● **GIVEN TASK**
Examine each line of the data. Copy those that contain the string "text".

● **SUPPLIED MATERIAL**
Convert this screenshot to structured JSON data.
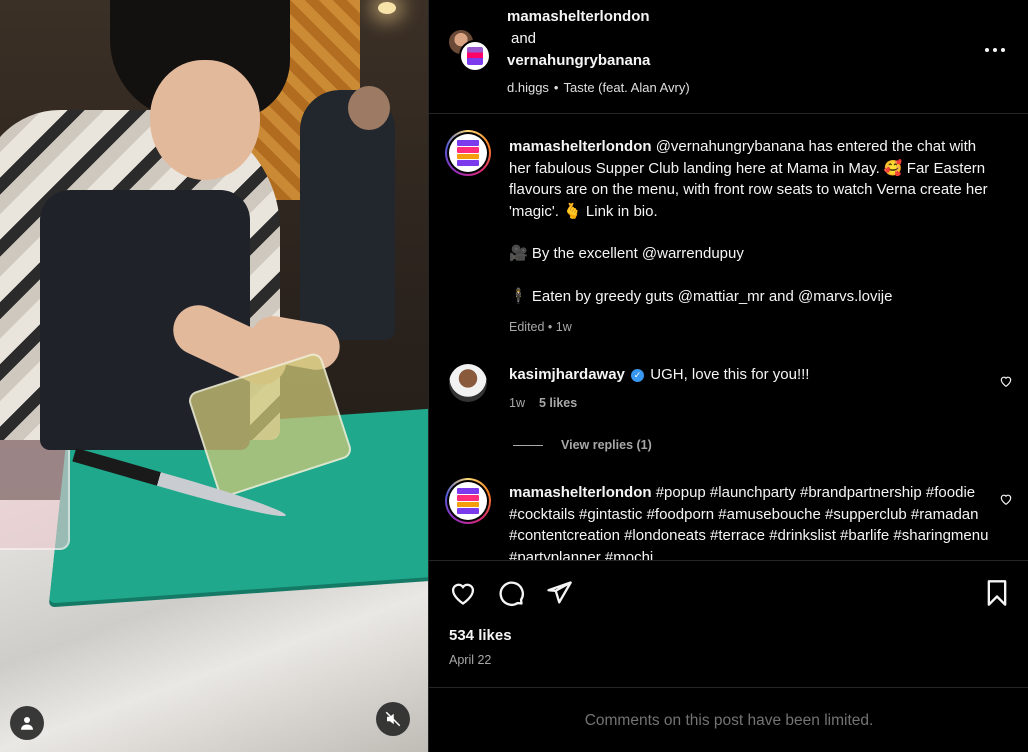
{
  "header": {
    "user1": "mamashelterlondon",
    "and": "and",
    "user2": "vernahungrybanana",
    "audio_artist": "d.higgs",
    "audio_separator": "•",
    "audio_track": "Taste (feat. Alan Avry)",
    "more_icon": "more-horizontal-icon"
  },
  "caption": {
    "username": "mamashelterlondon",
    "line1": "@vernahungrybanana has entered the chat with her fabulous Supper Club landing here at Mama in May. 🥰 Far Eastern flavours are on the menu, with front row seats to watch Verna create her 'magic'. 🫰 Link in bio.",
    "line2": "🎥 By the excellent @warrendupuy",
    "line3": "🕴 Eaten by greedy guts @mattiar_mr and @marvs.lovije",
    "meta": "Edited • 1w"
  },
  "comment1": {
    "username": "kasimjhardaway",
    "verified": "✓",
    "text": "UGH, love this for you!!!",
    "time": "1w",
    "likes": "5 likes",
    "view_replies": "View replies (1)"
  },
  "comment2": {
    "username": "mamashelterlondon",
    "text": "#popup #launchparty #brandpartnership #foodie #cocktails #gintastic #foodporn #amusebouche #supperclub #ramadan #contentcreation #londoneats #terrace #drinkslist #barlife #sharingmenu #partyplanner #mochi"
  },
  "actions": {
    "likes": "534 likes",
    "date": "April 22"
  },
  "footer": {
    "limited": "Comments on this post have been limited."
  },
  "colors": {
    "background": "#000000",
    "text": "#f5f5f5",
    "secondary": "#a8a8a8",
    "verified": "#3897f0"
  }
}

● **OUTPUT**
    "text": "UGH, love this for you!!!",
    "text": "#popup #launchparty #brandpartnership #foodie #cocktails #gintastic #foodporn #amusebouche #supperclub #ramadan #contentcreation #londoneats #terrace #drinkslist #barlife #sharingmenu #partyplanner #mochi"
    "text": "#f5f5f5",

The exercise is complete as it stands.